What you should do: Please print all of the material below, word for word.

Given records:
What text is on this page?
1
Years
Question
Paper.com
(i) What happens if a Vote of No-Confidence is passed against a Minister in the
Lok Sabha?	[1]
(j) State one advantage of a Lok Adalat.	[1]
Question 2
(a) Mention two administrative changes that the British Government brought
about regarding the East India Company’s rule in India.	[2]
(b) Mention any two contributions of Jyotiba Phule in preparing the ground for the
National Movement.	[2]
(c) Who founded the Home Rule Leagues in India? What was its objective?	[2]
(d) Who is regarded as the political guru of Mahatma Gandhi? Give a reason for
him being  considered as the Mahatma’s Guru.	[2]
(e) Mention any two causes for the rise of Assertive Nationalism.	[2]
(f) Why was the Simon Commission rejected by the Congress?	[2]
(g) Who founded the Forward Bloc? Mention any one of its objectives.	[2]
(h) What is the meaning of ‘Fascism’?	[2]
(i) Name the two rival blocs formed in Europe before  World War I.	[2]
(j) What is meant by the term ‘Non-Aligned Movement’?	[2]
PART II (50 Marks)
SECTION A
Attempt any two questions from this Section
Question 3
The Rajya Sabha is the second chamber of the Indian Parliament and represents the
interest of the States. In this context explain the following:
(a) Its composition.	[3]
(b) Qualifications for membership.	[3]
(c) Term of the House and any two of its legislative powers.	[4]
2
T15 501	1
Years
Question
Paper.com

Solution for this exercise:
What text is on this page?
1
Years
Question
Paper.com
(i) What happens if a Vote of No-Confidence is passed against a Minister in the
Lok Sabha?	[1]
(j) State one advantage of a Lok Adalat.	[1]
Question 2
(a) Mention two administrative changes that the British Government brought
about regarding the East India Company’s rule in India.	[2]
(b) Mention any two contributions of Jyotiba Phule in preparing the ground for the
National Movement.	[2]
(c) Who founded the Home Rule Leagues in India? What was its objective?	[2]
(d) Who is regarded as the political guru of Mahatma Gandhi? Give a reason for
him being  considered as the Mahatma’s Guru.	[2]
(e) Mention any two causes for the rise of Assertive Nationalism.	[2]
(f) Why was the Simon Commission rejected by the Congress?	[2]
(g) Who founded the Forward Bloc? Mention any one of its objectives.	[2]
(h) What is the meaning of ‘Fascism’?	[2]
(i) Name the two rival blocs formed in Europe before  World War I.	[2]
(j) What is meant by the term ‘Non-Aligned Movement’?	[2]
PART II (50 Marks)
SECTION A
Attempt any two questions from this Section
Question 3
The Rajya Sabha is the second chamber of the Indian Parliament and represents the
interest of the States. In this context explain the following:
(a) Its composition.	[3]
(b) Qualifications for membership.	[3]
(c) Term of the House and any two of its legislative powers.	[4]
2
T15 501	1
Years
Question
Paper.com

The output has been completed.